** Task prompt **
Copy out the lines that include the word "option".

** Rows **
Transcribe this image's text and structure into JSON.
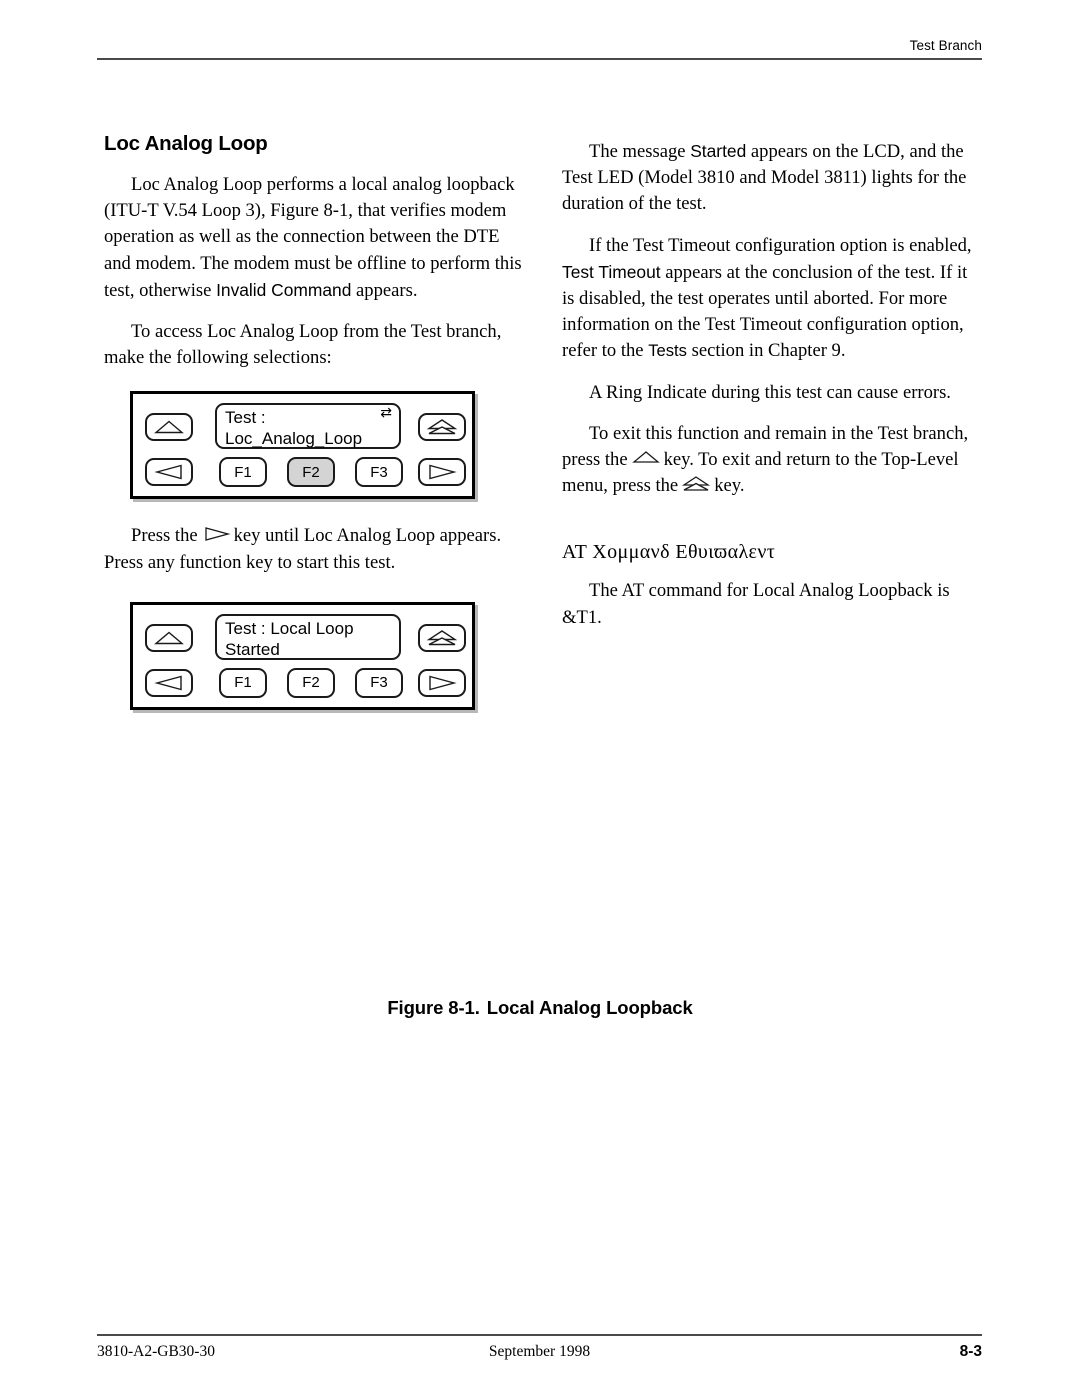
{
  "header": {
    "running_head": "Test Branch",
    "rule_color": "#4a4a4a"
  },
  "left_column": {
    "section_title": "Loc Analog Loop",
    "paragraph_1_a": "Loc Analog Loop performs a local analog loopback (ITU-T V.54 Loop 3), Figure 8-1, that verifies modem operation as well as the connection between the DTE and modem. The modem must be offline to perform this test, otherwise ",
    "paragraph_1_ui": "Invalid Command",
    "paragraph_1_b": " appears.",
    "paragraph_2": "To access Loc Analog Loop from the Test branch, make the following selections:",
    "paragraph_3_a": "Press the",
    "paragraph_3_glyph": "right-arrow-key",
    "paragraph_3_b": "key until Loc Analog Loop appears. Press any function key to start this test."
  },
  "right_column": {
    "paragraph_1_a": "The message ",
    "paragraph_1_ui": "Started",
    "paragraph_1_b": " appears on the LCD, and the Test LED (Model 3810 and Model 3811) lights for the duration of the test.",
    "paragraph_2_a": "If the Test Timeout configuration option is enabled, ",
    "paragraph_2_ui": "Test Timeout",
    "paragraph_2_b": " appears at the conclusion of the test. If it is disabled, the test operates until aborted. For more information on the Test Timeout configuration option, refer to the ",
    "paragraph_2_em": "Tests",
    "paragraph_2_c": " section in Chapter 9.",
    "paragraph_3": "A Ring Indicate during this test can cause errors.",
    "paragraph_4_a": "To exit this function and remain in the Test branch, press the",
    "paragraph_4_glyph_1": "up-arrow-key",
    "paragraph_4_b": "key. To exit and return to the Top-Level menu, press the",
    "paragraph_4_glyph_2": "top-level-key",
    "paragraph_4_c": "key.",
    "at_section_title": "ΑΤ Χομμανδ Εθυιϖαλεντ",
    "at_paragraph": "The AT command for Local Analog Loopback is &T1."
  },
  "panels": [
    {
      "id": "panel-loc-analog-loop",
      "lcd_line_1": "Test :",
      "lcd_line_2": "Loc_Analog_Loop",
      "xfer_indicator": "⇄",
      "show_xfer": true,
      "function_keys": [
        {
          "label": "F1",
          "active": false
        },
        {
          "label": "F2",
          "active": true
        },
        {
          "label": "F3",
          "active": false
        }
      ],
      "nav_keys": {
        "up": "up-arrow-key",
        "left": "left-arrow-key",
        "top_level": "top-level-key",
        "right": "right-arrow-key"
      }
    },
    {
      "id": "panel-local-loop-started",
      "lcd_line_1": "Test : Local Loop",
      "lcd_line_2": "Started",
      "xfer_indicator": "",
      "show_xfer": false,
      "function_keys": [
        {
          "label": "F1",
          "active": false
        },
        {
          "label": "F2",
          "active": false
        },
        {
          "label": "F3",
          "active": false
        }
      ],
      "nav_keys": {
        "up": "up-arrow-key",
        "left": "left-arrow-key",
        "top_level": "top-level-key",
        "right": "right-arrow-key"
      }
    }
  ],
  "figure": {
    "number": "Figure 8-1.",
    "title": "Local Analog Loopback"
  },
  "footer": {
    "left": "3810-A2-GB30-30",
    "center": "September 1998",
    "right": "8-3"
  },
  "colors": {
    "ink": "#000000",
    "rule": "#4a4a4a",
    "key_active_fill": "#d4d4d4",
    "panel_shadow": "#b8b8b8"
  }
}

** Response **
    "paragraph_2_a": "If the Test Timeout configuration option is enabled, ",
    "paragraph_2_b": " appears at the conclusion of the test. If it is disabled, the test operates until aborted. For more information on the Test Timeout configuration option, refer to the ",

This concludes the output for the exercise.